▸ Task details:
Quote every line as given.

[Saved data entries]
--

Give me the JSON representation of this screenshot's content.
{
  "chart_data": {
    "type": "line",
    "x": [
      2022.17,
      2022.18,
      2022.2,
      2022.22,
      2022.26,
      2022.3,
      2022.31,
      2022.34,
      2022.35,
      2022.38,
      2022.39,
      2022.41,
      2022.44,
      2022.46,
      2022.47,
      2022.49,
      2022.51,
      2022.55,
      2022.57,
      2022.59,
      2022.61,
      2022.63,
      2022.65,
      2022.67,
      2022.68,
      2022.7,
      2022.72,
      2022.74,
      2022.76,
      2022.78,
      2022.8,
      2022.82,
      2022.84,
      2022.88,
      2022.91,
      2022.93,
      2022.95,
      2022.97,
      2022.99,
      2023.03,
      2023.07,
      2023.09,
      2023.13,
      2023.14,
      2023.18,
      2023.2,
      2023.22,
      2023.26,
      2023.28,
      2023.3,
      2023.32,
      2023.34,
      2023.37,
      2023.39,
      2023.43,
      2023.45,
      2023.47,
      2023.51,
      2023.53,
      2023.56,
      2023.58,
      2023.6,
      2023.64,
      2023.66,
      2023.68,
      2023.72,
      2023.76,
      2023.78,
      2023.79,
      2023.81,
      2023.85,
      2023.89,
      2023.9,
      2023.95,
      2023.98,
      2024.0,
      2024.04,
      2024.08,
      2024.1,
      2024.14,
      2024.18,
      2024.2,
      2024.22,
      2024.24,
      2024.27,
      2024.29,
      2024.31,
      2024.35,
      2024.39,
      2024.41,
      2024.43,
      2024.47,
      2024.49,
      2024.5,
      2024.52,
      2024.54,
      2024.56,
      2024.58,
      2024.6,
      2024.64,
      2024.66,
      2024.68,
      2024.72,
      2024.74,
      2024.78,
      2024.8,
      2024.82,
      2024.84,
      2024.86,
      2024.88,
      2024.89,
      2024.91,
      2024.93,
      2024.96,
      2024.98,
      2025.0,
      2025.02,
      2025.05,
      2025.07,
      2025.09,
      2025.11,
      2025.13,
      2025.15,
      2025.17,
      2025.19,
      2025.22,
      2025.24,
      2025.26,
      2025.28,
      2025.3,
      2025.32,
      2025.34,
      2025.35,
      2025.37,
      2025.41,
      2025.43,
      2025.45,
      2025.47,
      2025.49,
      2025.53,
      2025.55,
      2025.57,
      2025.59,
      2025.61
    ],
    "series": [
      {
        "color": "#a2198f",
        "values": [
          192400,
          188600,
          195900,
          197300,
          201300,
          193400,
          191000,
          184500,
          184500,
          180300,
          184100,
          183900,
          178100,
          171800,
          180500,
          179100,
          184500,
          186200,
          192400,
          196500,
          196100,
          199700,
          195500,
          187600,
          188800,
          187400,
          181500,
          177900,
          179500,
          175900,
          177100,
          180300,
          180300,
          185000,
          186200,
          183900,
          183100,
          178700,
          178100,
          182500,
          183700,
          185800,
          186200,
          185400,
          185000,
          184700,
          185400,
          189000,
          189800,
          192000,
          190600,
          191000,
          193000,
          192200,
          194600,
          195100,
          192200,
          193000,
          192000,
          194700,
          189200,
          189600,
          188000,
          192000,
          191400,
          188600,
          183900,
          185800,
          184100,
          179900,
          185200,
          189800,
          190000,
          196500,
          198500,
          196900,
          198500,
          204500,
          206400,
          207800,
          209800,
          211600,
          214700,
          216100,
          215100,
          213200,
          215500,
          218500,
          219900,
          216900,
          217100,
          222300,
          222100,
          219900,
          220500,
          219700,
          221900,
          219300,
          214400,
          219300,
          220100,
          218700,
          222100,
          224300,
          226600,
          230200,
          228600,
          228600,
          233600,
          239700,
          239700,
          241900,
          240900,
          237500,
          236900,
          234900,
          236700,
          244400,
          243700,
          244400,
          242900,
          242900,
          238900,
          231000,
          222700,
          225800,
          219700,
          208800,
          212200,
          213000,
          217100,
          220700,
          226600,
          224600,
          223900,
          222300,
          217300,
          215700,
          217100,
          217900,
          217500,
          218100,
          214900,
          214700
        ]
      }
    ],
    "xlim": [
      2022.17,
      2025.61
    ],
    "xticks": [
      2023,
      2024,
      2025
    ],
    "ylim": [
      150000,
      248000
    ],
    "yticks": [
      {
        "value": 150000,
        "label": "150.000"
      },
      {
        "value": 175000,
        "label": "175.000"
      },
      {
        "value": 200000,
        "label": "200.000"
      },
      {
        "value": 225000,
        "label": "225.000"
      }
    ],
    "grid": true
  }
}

--

▸ Task answer:
Give me the JSON representation of this screenshot's content.
{
  "chart_data": {
    "type": "line",
    "x": [
      2022.17,
      2022.18,
      2022.2,
      2022.22,
      2022.26,
      2022.3,
      2022.31,
      2022.34,
      2022.35,
      2022.38,
      2022.39,
      2022.41,
      2022.44,
      2022.46,
      2022.47,
      2022.49,
      2022.51,
      2022.55,
      2022.57,
      2022.59,
      2022.61,
      2022.63,
      2022.65,
      2022.67,
      2022.68,
      2022.7,
      2022.72,
      2022.74,
      2022.76,
      2022.78,
      2022.8,
      2022.82,
      2022.84,
      2022.88,
      2022.91,
      2022.93,
      2022.95,
      2022.97,
      2022.99,
      2023.03,
      2023.07,
      2023.09,
      2023.13,
      2023.14,
      2023.18,
      2023.2,
      2023.22,
      2023.26,
      2023.28,
      2023.3,
      2023.32,
      2023.34,
      2023.37,
      2023.39,
      2023.43,
      2023.45,
      2023.47,
      2023.51,
      2023.53,
      2023.56,
      2023.58,
      2023.6,
      2023.64,
      2023.66,
      2023.68,
      2023.72,
      2023.76,
      2023.78,
      2023.79,
      2023.81,
      2023.85,
      2023.89,
      2023.9,
      2023.95,
      2023.98,
      2024.0,
      2024.04,
      2024.08,
      2024.1,
      2024.14,
      2024.18,
      2024.2,
      2024.22,
      2024.24,
      2024.27,
      2024.29,
      2024.31,
      2024.35,
      2024.39,
      2024.41,
      2024.43,
      2024.47,
      2024.49,
      2024.5,
      2024.52,
      2024.54,
      2024.56,
      2024.58,
      2024.6,
      2024.64,
      2024.66,
      2024.68,
      2024.72,
      2024.74,
      2024.78,
      2024.8,
      2024.82,
      2024.84,
      2024.86,
      2024.88,
      2024.89,
      2024.91,
      2024.93,
      2024.96,
      2024.98,
      2025.0,
      2025.02,
      2025.05,
      2025.07,
      2025.09,
      2025.11,
      2025.13,
      2025.15,
      2025.17,
      2025.19,
      2025.22,
      2025.24,
      2025.26,
      2025.28,
      2025.3,
      2025.32,
      2025.34,
      2025.35,
      2025.37,
      2025.41,
      2025.43,
      2025.45,
      2025.47,
      2025.49,
      2025.53,
      2025.55,
      2025.57,
      2025.59,
      2025.61
    ],
    "series": [
      {
        "color": "#a2198f",
        "values": [
          192400,
          188600,
          195900,
          197300,
          201300,
          193400,
          191000,
          184500,
          184500,
          180300,
          184100,
          183900,
          178100,
          171800,
          180500,
          179100,
          184500,
          186200,
          192400,
          196500,
          196100,
          199700,
          195500,
          187600,
          188800,
          187400,
          181500,
          177900,
          179500,
          175900,
          177100,
          180300,
          180300,
          185000,
          186200,
          183900,
          183100,
          178700,
          178100,
          182500,
          183700,
          185800,
          186200,
          185400,
          185000,
          184700,
          185400,
          189000,
          189800,
          192000,
          190600,
          191000,
          193000,
          192200,
          194600,
          195100,
          192200,
          193000,
          192000,
          194700,
          189200,
          189600,
          188000,
          192000,
          191400,
          188600,
          183900,
          185800,
          184100,
          179900,
          185200,
          189800,
          190000,
          196500,
          198500,
          196900,
          198500,
          204500,
          206400,
          207800,
          209800,
          211600,
          214700,
          216100,
          215100,
          213200,
          215500,
          218500,
          219900,
          216900,
          217100,
          222300,
          222100,
          219900,
          220500,
          219700,
          221900,
          219300,
          214400,
          219300,
          220100,
          218700,
          222100,
          224300,
          226600,
          230200,
          228600,
          228600,
          233600,
          239700,
          239700,
          241900,
          240900,
          237500,
          236900,
          234900,
          236700,
          244400,
          243700,
          244400,
          242900,
          242900,
          238900,
          231000,
          222700,
          225800,
          219700,
          208800,
          212200,
          213000,
          217100,
          220700,
          226600,
          224600,
          223900,
          222300,
          217300,
          215700,
          217100,
          217900,
          217500,
          218100,
          214900,
          214700
        ]
      }
    ],
    "xlim": [
      2022.17,
      2025.61
    ],
    "xticks": [
      2023,
      2024,
      2025
    ],
    "ylim": [
      150000,
      248000
    ],
    "yticks": [
      {
        "value": 150000,
        "label": "150.000"
      },
      {
        "value": 175000,
        "label": "175.000"
      },
      {
        "value": 200000,
        "label": "200.000"
      },
      {
        "value": 225000,
        "label": "225.000"
      }
    ],
    "grid": true
  }
}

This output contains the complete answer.